# GIVEN INSTRUCTION
Reproduce the records that follow in full, excluding any picture they contain.
BEGIN
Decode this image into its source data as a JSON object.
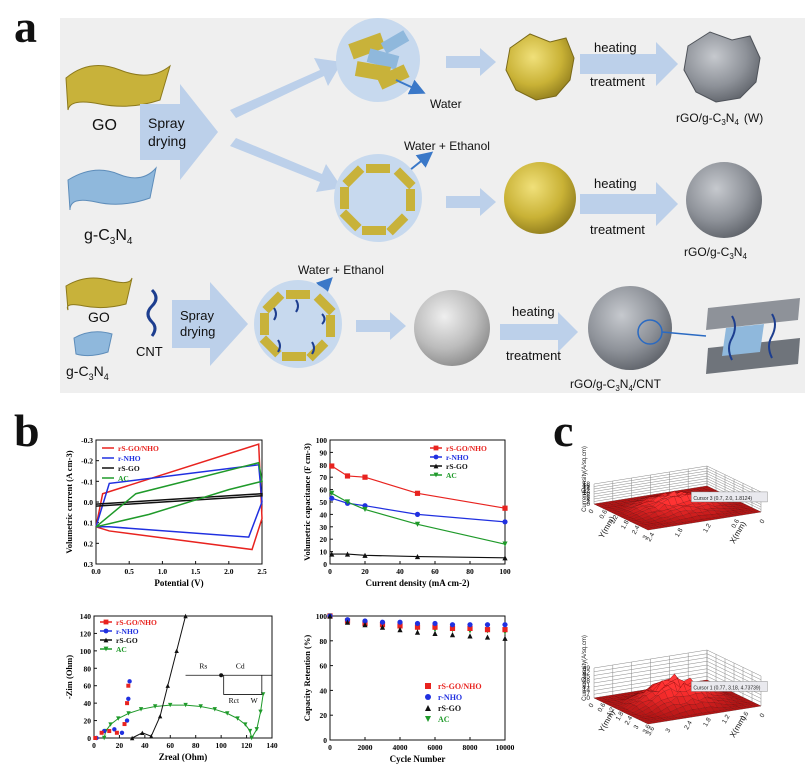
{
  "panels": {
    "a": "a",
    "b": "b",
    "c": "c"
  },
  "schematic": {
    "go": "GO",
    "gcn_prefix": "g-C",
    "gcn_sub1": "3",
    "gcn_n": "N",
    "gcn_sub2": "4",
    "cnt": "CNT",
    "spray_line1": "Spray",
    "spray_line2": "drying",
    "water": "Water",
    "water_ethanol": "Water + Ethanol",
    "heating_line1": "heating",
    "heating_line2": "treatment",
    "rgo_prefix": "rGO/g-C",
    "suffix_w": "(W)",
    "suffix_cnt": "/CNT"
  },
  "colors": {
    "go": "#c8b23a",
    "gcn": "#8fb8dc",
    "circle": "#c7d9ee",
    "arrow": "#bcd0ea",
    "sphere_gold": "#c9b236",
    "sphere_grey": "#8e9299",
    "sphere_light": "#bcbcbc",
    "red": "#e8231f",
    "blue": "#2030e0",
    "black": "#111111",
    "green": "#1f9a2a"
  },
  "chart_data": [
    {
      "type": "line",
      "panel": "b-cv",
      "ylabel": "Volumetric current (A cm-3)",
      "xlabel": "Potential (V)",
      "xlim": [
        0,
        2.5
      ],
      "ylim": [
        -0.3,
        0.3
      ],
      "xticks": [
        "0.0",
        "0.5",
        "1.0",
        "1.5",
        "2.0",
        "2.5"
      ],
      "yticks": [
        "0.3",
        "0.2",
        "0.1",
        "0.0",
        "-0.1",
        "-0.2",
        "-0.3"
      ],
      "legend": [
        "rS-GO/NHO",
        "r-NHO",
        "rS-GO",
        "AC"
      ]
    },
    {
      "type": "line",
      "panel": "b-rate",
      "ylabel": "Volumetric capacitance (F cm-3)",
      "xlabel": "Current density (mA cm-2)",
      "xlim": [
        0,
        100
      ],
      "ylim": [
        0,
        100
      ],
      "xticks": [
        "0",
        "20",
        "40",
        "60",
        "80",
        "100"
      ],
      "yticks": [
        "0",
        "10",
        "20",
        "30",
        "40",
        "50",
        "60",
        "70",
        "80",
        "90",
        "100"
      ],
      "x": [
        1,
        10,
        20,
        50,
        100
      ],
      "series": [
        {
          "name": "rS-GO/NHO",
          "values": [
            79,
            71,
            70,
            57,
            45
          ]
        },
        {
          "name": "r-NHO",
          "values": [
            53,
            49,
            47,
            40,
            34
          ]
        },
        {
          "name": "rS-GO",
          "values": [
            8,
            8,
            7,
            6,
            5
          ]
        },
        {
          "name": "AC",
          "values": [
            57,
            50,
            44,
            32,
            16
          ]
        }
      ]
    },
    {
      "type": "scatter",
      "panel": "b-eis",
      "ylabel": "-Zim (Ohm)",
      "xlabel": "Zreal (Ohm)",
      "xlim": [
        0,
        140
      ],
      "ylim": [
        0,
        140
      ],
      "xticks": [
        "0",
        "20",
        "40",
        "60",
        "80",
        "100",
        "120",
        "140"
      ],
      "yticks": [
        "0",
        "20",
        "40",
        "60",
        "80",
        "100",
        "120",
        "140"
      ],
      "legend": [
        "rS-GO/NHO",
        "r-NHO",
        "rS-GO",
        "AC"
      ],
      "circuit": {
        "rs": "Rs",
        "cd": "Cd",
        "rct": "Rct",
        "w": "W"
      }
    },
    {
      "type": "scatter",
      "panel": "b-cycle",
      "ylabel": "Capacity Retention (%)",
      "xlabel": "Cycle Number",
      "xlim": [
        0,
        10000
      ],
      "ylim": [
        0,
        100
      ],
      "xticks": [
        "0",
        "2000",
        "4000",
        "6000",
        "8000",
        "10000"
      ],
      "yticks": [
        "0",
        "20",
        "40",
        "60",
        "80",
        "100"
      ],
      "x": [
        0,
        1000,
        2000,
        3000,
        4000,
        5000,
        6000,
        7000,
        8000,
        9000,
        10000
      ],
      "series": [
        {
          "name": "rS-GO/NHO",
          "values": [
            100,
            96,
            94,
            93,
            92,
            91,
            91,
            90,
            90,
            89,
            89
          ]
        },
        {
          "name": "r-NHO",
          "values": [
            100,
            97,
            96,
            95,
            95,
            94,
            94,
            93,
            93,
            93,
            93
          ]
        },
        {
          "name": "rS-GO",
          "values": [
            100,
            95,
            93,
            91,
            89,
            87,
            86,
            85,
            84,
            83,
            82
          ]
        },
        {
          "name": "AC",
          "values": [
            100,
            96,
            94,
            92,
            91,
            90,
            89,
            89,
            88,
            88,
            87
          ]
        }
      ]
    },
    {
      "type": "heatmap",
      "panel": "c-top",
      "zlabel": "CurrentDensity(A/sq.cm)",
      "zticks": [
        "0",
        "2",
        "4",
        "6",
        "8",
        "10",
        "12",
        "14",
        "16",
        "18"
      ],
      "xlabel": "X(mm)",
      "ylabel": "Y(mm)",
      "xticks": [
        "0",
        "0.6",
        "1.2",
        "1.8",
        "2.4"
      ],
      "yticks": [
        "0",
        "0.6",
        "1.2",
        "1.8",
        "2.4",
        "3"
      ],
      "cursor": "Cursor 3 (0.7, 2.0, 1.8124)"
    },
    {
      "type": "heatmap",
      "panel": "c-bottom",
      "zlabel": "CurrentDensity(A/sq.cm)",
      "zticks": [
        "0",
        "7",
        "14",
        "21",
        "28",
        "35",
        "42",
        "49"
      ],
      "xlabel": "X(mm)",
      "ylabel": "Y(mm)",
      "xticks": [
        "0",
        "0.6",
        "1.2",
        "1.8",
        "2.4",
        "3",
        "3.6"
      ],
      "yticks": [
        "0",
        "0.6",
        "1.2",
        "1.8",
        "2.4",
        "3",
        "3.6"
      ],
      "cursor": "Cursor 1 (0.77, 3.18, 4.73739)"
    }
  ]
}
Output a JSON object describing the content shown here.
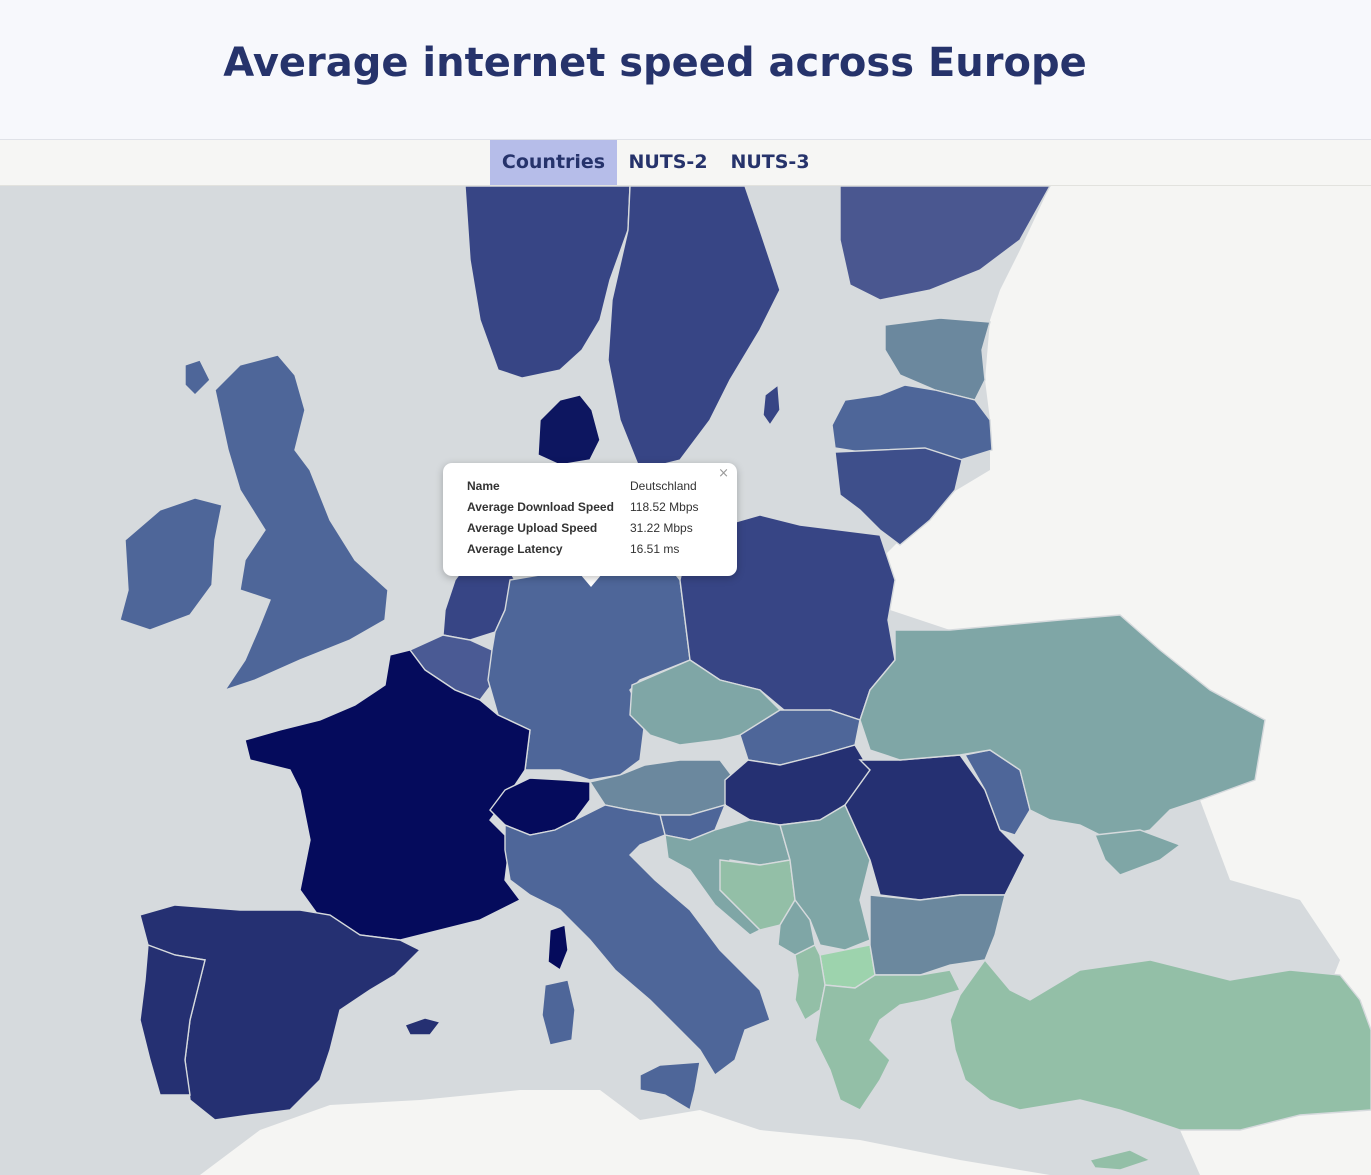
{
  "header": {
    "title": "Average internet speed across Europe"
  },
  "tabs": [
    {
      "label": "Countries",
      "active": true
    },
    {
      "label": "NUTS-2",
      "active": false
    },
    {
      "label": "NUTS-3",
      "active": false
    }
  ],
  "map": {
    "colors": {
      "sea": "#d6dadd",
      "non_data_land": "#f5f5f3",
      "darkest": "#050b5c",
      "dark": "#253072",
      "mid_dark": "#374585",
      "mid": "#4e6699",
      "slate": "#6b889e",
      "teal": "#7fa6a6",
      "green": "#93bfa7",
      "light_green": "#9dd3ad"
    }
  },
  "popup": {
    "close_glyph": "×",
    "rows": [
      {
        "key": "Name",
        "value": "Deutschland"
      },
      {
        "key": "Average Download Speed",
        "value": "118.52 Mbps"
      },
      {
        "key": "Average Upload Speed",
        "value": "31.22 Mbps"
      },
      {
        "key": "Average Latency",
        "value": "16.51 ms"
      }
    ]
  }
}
END
# ANSWER TO THE PROBLEM
Decode this image into its source data as a JSON object.
{
  "panels": {
    "a": "a",
    "b": "b",
    "c": "c"
  },
  "schematic": {
    "go": "GO",
    "gcn_prefix": "g-C",
    "gcn_sub1": "3",
    "gcn_n": "N",
    "gcn_sub2": "4",
    "cnt": "CNT",
    "spray_line1": "Spray",
    "spray_line2": "drying",
    "water": "Water",
    "water_ethanol": "Water + Ethanol",
    "heating_line1": "heating",
    "heating_line2": "treatment",
    "rgo_prefix": "rGO/g-C",
    "suffix_w": "(W)",
    "suffix_cnt": "/CNT"
  },
  "colors": {
    "go": "#c8b23a",
    "gcn": "#8fb8dc",
    "circle": "#c7d9ee",
    "arrow": "#bcd0ea",
    "sphere_gold": "#c9b236",
    "sphere_grey": "#8e9299",
    "sphere_light": "#bcbcbc",
    "red": "#e8231f",
    "blue": "#2030e0",
    "black": "#111111",
    "green": "#1f9a2a"
  },
  "chart_data": [
    {
      "type": "line",
      "panel": "b-cv",
      "ylabel": "Volumetric current (A cm-3)",
      "xlabel": "Potential (V)",
      "xlim": [
        0,
        2.5
      ],
      "ylim": [
        -0.3,
        0.3
      ],
      "xticks": [
        "0.0",
        "0.5",
        "1.0",
        "1.5",
        "2.0",
        "2.5"
      ],
      "yticks": [
        "0.3",
        "0.2",
        "0.1",
        "0.0",
        "-0.1",
        "-0.2",
        "-0.3"
      ],
      "legend": [
        "rS-GO/NHO",
        "r-NHO",
        "rS-GO",
        "AC"
      ]
    },
    {
      "type": "line",
      "panel": "b-rate",
      "ylabel": "Volumetric capacitance (F cm-3)",
      "xlabel": "Current density (mA cm-2)",
      "xlim": [
        0,
        100
      ],
      "ylim": [
        0,
        100
      ],
      "xticks": [
        "0",
        "20",
        "40",
        "60",
        "80",
        "100"
      ],
      "yticks": [
        "0",
        "10",
        "20",
        "30",
        "40",
        "50",
        "60",
        "70",
        "80",
        "90",
        "100"
      ],
      "x": [
        1,
        10,
        20,
        50,
        100
      ],
      "series": [
        {
          "name": "rS-GO/NHO",
          "values": [
            79,
            71,
            70,
            57,
            45
          ]
        },
        {
          "name": "r-NHO",
          "values": [
            53,
            49,
            47,
            40,
            34
          ]
        },
        {
          "name": "rS-GO",
          "values": [
            8,
            8,
            7,
            6,
            5
          ]
        },
        {
          "name": "AC",
          "values": [
            57,
            50,
            44,
            32,
            16
          ]
        }
      ]
    },
    {
      "type": "scatter",
      "panel": "b-eis",
      "ylabel": "-Zim (Ohm)",
      "xlabel": "Zreal (Ohm)",
      "xlim": [
        0,
        140
      ],
      "ylim": [
        0,
        140
      ],
      "xticks": [
        "0",
        "20",
        "40",
        "60",
        "80",
        "100",
        "120",
        "140"
      ],
      "yticks": [
        "0",
        "20",
        "40",
        "60",
        "80",
        "100",
        "120",
        "140"
      ],
      "legend": [
        "rS-GO/NHO",
        "r-NHO",
        "rS-GO",
        "AC"
      ],
      "circuit": {
        "rs": "Rs",
        "cd": "Cd",
        "rct": "Rct",
        "w": "W"
      }
    },
    {
      "type": "scatter",
      "panel": "b-cycle",
      "ylabel": "Capacity Retention (%)",
      "xlabel": "Cycle Number",
      "xlim": [
        0,
        10000
      ],
      "ylim": [
        0,
        100
      ],
      "xticks": [
        "0",
        "2000",
        "4000",
        "6000",
        "8000",
        "10000"
      ],
      "yticks": [
        "0",
        "20",
        "40",
        "60",
        "80",
        "100"
      ],
      "x": [
        0,
        1000,
        2000,
        3000,
        4000,
        5000,
        6000,
        7000,
        8000,
        9000,
        10000
      ],
      "series": [
        {
          "name": "rS-GO/NHO",
          "values": [
            100,
            96,
            94,
            93,
            92,
            91,
            91,
            90,
            90,
            89,
            89
          ]
        },
        {
          "name": "r-NHO",
          "values": [
            100,
            97,
            96,
            95,
            95,
            94,
            94,
            93,
            93,
            93,
            93
          ]
        },
        {
          "name": "rS-GO",
          "values": [
            100,
            95,
            93,
            91,
            89,
            87,
            86,
            85,
            84,
            83,
            82
          ]
        },
        {
          "name": "AC",
          "values": [
            100,
            96,
            94,
            92,
            91,
            90,
            89,
            89,
            88,
            88,
            87
          ]
        }
      ]
    },
    {
      "type": "heatmap",
      "panel": "c-top",
      "zlabel": "CurrentDensity(A/sq.cm)",
      "zticks": [
        "0",
        "2",
        "4",
        "6",
        "8",
        "10",
        "12",
        "14",
        "16",
        "18"
      ],
      "xlabel": "X(mm)",
      "ylabel": "Y(mm)",
      "xticks": [
        "0",
        "0.6",
        "1.2",
        "1.8",
        "2.4"
      ],
      "yticks": [
        "0",
        "0.6",
        "1.2",
        "1.8",
        "2.4",
        "3"
      ],
      "cursor": "Cursor 3 (0.7, 2.0, 1.8124)"
    },
    {
      "type": "heatmap",
      "panel": "c-bottom",
      "zlabel": "CurrentDensity(A/sq.cm)",
      "zticks": [
        "0",
        "7",
        "14",
        "21",
        "28",
        "35",
        "42",
        "49"
      ],
      "xlabel": "X(mm)",
      "ylabel": "Y(mm)",
      "xticks": [
        "0",
        "0.6",
        "1.2",
        "1.8",
        "2.4",
        "3",
        "3.6"
      ],
      "yticks": [
        "0",
        "0.6",
        "1.2",
        "1.8",
        "2.4",
        "3",
        "3.6"
      ],
      "cursor": "Cursor 1 (0.77, 3.18, 4.73739)"
    }
  ]
}
Output a JSON object describing the content shown here.
{
  "header": {
    "title": "Average internet speed across Europe"
  },
  "tabs": [
    {
      "label": "Countries",
      "active": true
    },
    {
      "label": "NUTS-2",
      "active": false
    },
    {
      "label": "NUTS-3",
      "active": false
    }
  ],
  "map": {
    "colors": {
      "sea": "#d6dadd",
      "non_data_land": "#f5f5f3",
      "darkest": "#050b5c",
      "dark": "#253072",
      "mid_dark": "#374585",
      "mid": "#4e6699",
      "slate": "#6b889e",
      "teal": "#7fa6a6",
      "green": "#93bfa7",
      "light_green": "#9dd3ad"
    }
  },
  "popup": {
    "close_glyph": "×",
    "rows": [
      {
        "key": "Name",
        "value": "Deutschland"
      },
      {
        "key": "Average Download Speed",
        "value": "118.52 Mbps"
      },
      {
        "key": "Average Upload Speed",
        "value": "31.22 Mbps"
      },
      {
        "key": "Average Latency",
        "value": "16.51 ms"
      }
    ]
  }
}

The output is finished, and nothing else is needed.